Your task ->
Across the entries below, how many lines contain the word "xlabel"? Give the number alone.

Chart and figure data ->
^^^^^^^^

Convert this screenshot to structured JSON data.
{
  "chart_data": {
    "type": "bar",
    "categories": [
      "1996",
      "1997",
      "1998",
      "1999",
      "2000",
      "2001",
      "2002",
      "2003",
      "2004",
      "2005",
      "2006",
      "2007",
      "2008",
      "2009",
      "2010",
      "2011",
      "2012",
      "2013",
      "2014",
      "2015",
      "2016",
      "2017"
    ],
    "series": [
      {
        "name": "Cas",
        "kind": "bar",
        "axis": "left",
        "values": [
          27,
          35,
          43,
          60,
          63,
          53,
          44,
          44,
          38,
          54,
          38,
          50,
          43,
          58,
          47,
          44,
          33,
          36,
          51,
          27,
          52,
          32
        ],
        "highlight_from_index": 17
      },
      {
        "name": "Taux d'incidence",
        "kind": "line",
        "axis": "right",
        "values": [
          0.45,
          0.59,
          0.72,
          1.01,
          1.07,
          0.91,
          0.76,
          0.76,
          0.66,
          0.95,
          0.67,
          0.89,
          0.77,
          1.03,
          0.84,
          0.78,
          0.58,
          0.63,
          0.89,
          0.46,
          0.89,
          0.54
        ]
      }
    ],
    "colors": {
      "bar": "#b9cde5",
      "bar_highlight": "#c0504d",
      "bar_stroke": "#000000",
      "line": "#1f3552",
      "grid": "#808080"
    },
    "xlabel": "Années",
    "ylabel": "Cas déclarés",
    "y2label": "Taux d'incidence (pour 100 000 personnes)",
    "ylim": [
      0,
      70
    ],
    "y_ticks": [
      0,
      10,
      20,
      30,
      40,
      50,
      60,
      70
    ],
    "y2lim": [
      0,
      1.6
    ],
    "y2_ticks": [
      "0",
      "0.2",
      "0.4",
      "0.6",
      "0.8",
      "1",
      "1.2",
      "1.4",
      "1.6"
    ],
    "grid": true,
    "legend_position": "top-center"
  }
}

^^^^^^^^

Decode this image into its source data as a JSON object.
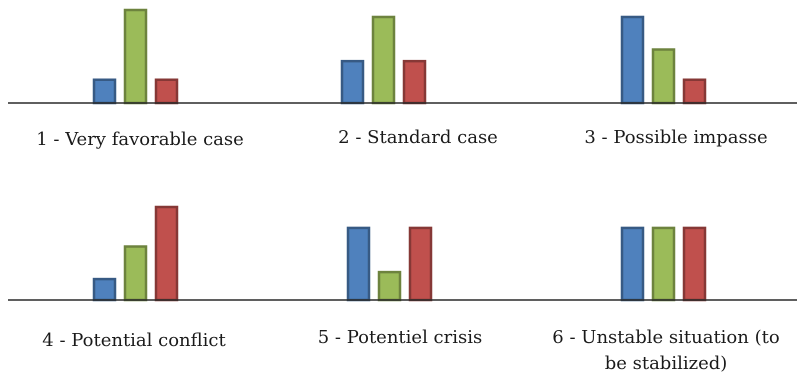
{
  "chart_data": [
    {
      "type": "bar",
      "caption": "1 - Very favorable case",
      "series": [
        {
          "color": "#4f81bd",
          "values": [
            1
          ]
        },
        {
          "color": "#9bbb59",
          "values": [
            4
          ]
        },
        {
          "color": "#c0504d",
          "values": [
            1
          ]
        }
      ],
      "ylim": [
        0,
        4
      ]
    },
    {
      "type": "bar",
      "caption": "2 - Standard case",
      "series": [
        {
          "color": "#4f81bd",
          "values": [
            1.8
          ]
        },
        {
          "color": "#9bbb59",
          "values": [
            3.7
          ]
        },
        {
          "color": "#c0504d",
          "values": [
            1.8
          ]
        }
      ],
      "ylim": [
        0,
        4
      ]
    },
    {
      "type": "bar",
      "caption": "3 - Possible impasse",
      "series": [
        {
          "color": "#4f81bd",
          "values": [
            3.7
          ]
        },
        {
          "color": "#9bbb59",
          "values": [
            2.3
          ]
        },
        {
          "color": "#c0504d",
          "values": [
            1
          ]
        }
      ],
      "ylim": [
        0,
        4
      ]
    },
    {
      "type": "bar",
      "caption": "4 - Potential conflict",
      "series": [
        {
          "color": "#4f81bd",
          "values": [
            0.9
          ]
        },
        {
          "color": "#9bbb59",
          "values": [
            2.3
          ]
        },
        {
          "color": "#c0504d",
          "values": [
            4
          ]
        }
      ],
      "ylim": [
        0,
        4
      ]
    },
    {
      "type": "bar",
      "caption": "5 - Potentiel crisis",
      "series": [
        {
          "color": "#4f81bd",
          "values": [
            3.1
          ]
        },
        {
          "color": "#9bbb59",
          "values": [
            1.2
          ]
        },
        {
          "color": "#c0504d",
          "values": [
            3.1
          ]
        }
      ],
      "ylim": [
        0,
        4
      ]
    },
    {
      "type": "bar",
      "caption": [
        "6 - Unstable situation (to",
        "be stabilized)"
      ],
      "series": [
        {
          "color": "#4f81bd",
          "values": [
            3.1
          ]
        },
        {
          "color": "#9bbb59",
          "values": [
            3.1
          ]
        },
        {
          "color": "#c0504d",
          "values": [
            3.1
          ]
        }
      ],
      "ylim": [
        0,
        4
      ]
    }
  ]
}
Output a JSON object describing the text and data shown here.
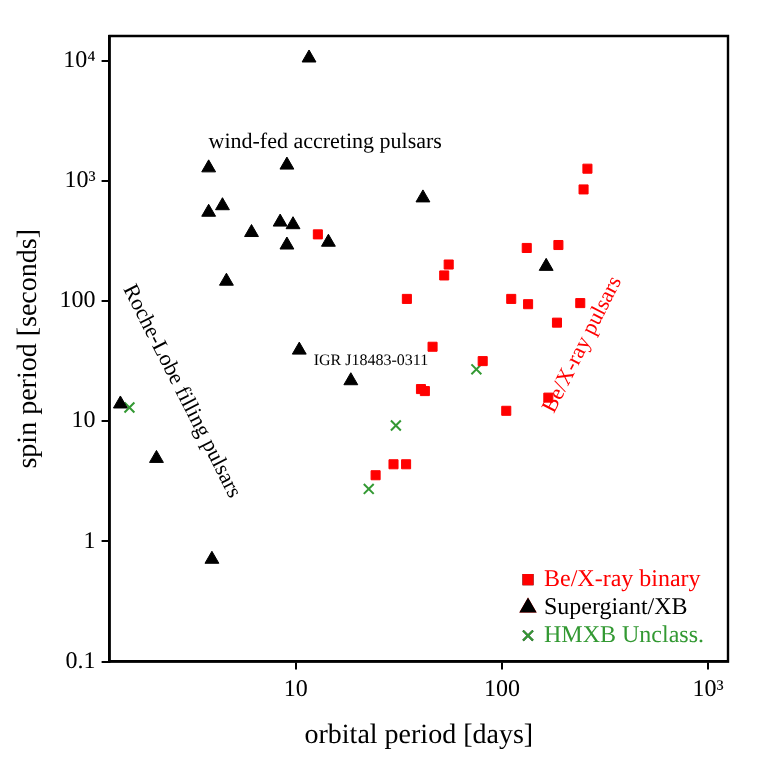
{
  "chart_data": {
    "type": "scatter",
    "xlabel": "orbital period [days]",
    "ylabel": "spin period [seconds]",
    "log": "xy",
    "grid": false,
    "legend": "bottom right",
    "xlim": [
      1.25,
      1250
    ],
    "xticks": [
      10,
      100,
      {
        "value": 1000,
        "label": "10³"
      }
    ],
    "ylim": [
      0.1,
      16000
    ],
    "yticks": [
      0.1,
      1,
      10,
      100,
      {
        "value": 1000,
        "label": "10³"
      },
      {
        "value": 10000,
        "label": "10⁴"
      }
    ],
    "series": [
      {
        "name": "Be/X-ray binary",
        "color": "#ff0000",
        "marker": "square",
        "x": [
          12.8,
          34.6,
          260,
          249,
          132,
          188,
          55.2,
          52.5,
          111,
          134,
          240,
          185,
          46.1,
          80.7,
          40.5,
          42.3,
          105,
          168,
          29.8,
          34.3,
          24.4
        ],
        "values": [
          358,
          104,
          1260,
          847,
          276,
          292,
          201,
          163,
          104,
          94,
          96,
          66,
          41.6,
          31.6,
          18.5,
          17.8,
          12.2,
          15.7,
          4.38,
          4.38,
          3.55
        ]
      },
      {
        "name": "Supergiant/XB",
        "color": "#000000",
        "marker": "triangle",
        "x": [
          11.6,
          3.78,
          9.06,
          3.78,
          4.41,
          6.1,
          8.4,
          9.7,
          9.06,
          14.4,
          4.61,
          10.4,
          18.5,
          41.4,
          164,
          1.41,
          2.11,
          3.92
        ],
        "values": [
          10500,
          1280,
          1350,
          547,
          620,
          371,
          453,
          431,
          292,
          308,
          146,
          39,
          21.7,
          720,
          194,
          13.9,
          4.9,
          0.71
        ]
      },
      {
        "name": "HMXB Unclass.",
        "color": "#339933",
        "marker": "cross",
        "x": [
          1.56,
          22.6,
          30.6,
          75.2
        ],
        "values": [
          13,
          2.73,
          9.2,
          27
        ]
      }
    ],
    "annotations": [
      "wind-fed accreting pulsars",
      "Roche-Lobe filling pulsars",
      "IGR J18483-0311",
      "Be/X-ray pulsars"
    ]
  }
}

^^^^^^^^

Task result ->
2